- Work instructions
Extract every line of the material below that contains the string "right", treating uppercase and lowercase as different.

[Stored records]

···

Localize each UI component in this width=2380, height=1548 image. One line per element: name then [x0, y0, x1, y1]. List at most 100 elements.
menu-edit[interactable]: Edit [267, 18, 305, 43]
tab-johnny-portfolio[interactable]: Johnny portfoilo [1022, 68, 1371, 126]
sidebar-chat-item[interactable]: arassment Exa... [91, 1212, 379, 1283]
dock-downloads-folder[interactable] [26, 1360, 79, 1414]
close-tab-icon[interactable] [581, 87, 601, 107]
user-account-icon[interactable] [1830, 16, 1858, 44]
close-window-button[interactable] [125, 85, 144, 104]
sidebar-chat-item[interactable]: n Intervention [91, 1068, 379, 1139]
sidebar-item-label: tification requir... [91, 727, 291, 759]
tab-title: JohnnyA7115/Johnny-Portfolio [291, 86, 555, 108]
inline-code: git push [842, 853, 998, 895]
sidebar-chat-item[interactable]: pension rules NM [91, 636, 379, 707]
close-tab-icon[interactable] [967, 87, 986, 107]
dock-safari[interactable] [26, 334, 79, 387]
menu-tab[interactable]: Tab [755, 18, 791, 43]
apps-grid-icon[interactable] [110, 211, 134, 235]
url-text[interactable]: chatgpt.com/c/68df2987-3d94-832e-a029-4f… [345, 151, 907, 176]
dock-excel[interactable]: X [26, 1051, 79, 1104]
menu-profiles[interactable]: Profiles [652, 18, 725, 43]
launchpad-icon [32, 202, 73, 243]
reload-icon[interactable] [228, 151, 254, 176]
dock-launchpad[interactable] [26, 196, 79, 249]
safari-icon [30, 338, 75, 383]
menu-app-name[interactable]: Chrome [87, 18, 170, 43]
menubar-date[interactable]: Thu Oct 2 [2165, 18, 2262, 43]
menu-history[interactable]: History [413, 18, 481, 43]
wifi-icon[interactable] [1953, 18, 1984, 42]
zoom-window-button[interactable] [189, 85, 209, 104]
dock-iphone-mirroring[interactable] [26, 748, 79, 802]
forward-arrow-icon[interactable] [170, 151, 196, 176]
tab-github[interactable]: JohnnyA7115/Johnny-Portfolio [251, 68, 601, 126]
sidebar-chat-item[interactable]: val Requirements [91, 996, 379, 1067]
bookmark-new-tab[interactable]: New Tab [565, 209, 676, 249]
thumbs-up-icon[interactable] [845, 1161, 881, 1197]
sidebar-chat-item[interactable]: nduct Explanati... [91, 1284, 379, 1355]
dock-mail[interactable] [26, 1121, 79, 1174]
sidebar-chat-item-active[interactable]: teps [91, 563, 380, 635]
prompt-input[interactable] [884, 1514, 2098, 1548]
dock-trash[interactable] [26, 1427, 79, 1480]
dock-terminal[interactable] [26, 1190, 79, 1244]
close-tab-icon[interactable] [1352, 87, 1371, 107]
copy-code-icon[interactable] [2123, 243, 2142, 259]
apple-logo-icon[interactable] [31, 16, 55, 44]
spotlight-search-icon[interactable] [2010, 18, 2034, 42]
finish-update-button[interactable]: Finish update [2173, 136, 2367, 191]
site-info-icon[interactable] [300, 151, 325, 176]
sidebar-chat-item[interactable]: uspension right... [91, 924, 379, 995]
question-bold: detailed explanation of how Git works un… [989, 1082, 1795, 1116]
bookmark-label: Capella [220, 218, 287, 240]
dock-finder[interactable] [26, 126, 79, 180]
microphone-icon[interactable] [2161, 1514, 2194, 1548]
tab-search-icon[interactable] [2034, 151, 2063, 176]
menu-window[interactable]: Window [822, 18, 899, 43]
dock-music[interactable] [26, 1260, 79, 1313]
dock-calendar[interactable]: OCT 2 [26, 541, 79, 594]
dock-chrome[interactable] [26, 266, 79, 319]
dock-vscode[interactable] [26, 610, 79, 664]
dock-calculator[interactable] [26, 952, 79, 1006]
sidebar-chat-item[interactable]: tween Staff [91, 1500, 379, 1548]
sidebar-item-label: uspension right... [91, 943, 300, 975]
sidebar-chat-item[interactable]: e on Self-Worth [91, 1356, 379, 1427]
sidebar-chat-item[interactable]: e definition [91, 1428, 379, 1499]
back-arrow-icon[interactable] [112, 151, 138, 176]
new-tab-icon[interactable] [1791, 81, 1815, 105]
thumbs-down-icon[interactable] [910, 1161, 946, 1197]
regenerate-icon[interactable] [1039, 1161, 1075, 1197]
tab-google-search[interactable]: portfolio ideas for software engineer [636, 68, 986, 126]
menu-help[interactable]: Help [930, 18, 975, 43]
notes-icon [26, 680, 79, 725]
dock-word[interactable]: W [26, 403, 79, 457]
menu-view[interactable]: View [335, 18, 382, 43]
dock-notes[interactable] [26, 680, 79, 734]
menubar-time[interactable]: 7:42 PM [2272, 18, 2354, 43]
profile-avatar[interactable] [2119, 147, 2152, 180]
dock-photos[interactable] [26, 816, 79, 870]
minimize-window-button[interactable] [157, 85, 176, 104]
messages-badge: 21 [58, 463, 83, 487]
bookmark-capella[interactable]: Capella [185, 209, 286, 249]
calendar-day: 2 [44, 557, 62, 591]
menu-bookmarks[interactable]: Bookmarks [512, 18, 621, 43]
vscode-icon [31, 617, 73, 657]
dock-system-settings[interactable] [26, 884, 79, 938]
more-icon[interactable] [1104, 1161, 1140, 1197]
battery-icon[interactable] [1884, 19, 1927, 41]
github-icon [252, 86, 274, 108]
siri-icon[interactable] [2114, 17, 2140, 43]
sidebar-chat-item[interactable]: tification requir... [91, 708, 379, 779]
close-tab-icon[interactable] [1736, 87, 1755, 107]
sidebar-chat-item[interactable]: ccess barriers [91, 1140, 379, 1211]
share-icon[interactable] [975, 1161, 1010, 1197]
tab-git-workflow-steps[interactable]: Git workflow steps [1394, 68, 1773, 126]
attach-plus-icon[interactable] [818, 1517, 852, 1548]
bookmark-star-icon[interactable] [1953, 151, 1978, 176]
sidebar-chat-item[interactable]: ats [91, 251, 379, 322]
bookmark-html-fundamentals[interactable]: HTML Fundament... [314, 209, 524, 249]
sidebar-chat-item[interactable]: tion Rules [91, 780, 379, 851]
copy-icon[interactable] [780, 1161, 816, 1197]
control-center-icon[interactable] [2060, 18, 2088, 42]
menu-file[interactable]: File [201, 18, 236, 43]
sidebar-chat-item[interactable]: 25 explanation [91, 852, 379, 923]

···

- Written response
sidebar-chat-item[interactable]: uspension right... [91, 924, 379, 995]
sidebar-item-label: uspension right... [91, 943, 300, 975]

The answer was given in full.